PROBLEM TO WORK ON
From the listing, collect all lines containing the word "values".

···

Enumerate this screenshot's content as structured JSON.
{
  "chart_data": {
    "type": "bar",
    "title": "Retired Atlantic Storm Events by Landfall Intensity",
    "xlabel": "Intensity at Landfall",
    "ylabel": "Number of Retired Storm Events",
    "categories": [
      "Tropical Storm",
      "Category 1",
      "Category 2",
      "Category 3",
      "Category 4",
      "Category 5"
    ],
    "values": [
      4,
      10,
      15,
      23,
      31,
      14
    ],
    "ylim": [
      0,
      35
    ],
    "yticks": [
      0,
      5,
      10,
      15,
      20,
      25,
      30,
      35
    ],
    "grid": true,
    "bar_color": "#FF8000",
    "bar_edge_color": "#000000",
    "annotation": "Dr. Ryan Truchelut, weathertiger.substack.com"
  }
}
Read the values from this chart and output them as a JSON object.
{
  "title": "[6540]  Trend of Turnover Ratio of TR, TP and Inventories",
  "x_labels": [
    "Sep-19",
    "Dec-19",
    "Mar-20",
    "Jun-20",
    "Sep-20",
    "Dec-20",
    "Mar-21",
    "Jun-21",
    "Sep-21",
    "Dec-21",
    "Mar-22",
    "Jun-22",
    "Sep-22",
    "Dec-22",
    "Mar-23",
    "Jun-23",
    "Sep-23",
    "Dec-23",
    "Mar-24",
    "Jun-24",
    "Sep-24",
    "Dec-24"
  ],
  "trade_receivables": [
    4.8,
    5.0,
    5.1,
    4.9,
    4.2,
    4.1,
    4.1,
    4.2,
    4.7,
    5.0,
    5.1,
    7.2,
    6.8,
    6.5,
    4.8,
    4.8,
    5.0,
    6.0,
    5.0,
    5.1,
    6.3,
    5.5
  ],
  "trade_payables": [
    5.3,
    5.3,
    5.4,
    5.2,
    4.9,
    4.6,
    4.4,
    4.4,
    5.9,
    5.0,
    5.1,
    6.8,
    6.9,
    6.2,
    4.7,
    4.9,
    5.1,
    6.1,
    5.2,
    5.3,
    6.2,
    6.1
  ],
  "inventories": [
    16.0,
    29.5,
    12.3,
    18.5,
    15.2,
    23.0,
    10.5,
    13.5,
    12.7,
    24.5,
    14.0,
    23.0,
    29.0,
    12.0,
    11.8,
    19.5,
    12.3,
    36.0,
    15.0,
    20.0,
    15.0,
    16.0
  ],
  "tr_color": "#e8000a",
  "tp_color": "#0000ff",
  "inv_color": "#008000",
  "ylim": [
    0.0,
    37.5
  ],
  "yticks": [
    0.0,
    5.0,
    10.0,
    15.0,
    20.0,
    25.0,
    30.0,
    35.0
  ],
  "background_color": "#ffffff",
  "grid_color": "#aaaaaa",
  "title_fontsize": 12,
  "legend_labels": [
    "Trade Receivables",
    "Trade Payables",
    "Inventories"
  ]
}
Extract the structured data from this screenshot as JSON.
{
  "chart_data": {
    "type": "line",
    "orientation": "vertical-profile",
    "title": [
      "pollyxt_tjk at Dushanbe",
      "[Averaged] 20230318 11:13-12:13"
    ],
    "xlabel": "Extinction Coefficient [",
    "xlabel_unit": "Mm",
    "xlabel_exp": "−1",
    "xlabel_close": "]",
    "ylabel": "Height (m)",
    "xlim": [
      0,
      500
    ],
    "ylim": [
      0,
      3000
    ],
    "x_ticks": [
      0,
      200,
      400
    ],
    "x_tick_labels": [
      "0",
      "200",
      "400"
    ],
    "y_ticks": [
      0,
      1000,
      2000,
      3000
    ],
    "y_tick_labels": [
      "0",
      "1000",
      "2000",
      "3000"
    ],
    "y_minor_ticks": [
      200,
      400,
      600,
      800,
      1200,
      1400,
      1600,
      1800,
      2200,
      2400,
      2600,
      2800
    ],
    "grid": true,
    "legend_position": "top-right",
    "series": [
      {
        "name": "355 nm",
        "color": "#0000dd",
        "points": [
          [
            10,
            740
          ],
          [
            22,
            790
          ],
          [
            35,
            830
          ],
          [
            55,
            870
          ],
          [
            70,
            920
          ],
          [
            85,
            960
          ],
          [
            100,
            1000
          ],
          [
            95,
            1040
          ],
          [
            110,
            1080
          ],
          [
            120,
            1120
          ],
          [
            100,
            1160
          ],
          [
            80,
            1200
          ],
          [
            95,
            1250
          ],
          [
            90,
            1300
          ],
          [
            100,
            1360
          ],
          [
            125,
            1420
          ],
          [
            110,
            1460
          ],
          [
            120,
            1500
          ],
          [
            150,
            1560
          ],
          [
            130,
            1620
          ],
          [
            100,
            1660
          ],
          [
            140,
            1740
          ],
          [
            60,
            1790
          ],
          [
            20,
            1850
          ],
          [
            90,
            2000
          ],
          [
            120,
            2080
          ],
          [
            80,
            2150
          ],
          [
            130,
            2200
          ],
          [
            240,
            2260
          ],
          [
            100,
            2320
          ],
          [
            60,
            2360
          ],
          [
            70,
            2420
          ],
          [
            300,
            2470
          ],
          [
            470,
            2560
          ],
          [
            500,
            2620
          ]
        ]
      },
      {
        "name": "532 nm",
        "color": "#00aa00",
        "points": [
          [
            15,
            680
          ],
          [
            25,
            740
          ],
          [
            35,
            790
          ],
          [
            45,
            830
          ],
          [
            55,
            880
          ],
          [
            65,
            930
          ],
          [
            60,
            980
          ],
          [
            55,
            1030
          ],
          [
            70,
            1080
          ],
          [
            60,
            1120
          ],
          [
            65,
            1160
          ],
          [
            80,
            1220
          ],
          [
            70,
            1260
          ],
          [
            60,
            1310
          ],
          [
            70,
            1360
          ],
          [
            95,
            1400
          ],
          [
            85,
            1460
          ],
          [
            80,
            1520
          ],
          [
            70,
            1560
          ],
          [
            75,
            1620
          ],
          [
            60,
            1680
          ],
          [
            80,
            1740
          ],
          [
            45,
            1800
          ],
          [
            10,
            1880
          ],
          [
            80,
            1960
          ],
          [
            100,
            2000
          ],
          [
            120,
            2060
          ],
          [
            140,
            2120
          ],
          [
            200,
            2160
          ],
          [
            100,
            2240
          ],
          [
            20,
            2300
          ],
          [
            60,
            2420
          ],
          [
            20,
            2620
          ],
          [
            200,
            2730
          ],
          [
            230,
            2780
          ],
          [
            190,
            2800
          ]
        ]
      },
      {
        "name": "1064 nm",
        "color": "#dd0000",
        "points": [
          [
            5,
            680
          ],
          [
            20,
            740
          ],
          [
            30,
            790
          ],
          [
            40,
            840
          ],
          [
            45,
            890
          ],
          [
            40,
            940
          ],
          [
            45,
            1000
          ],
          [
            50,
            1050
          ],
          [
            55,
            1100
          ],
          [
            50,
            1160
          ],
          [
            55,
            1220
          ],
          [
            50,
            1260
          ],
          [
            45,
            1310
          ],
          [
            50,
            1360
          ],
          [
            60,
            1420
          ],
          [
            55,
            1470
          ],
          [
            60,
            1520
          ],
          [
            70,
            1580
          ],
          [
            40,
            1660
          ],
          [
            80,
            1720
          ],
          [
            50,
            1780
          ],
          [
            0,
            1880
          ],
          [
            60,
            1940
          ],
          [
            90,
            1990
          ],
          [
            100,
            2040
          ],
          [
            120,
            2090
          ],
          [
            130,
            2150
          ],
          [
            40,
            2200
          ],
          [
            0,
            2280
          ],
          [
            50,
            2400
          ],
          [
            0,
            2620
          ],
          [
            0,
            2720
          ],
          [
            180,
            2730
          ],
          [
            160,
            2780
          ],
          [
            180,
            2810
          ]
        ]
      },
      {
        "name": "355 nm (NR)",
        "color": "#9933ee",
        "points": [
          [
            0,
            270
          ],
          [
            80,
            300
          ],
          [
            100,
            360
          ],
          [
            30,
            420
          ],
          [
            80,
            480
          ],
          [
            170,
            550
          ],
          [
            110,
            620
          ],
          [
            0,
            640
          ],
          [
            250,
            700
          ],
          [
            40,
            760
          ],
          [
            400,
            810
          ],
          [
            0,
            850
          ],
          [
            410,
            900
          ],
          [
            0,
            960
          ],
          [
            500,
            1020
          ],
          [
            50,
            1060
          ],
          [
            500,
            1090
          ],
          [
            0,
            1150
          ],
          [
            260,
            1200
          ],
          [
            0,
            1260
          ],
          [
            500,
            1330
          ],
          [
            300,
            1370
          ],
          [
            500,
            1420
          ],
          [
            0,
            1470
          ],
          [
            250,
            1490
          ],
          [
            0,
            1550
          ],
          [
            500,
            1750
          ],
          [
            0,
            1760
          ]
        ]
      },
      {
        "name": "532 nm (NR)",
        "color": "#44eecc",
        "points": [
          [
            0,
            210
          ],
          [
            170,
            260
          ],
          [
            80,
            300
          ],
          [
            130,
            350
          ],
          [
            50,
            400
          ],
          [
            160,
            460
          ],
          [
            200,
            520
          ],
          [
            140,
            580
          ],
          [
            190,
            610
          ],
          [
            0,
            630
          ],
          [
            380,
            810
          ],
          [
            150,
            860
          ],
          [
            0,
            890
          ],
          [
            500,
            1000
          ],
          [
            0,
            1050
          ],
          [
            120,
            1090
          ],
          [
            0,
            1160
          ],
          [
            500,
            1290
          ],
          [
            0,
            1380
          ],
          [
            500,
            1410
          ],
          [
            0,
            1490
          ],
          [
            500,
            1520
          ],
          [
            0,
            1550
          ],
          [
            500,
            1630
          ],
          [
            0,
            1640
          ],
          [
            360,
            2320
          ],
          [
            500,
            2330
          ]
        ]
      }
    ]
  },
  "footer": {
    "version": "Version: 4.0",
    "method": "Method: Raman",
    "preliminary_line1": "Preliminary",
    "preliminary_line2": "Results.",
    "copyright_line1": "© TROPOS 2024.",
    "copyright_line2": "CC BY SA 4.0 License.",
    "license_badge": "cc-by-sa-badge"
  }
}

···

WRITTEN ANSWER
    "values": [
Read the values from this chart and output them as a JSON object.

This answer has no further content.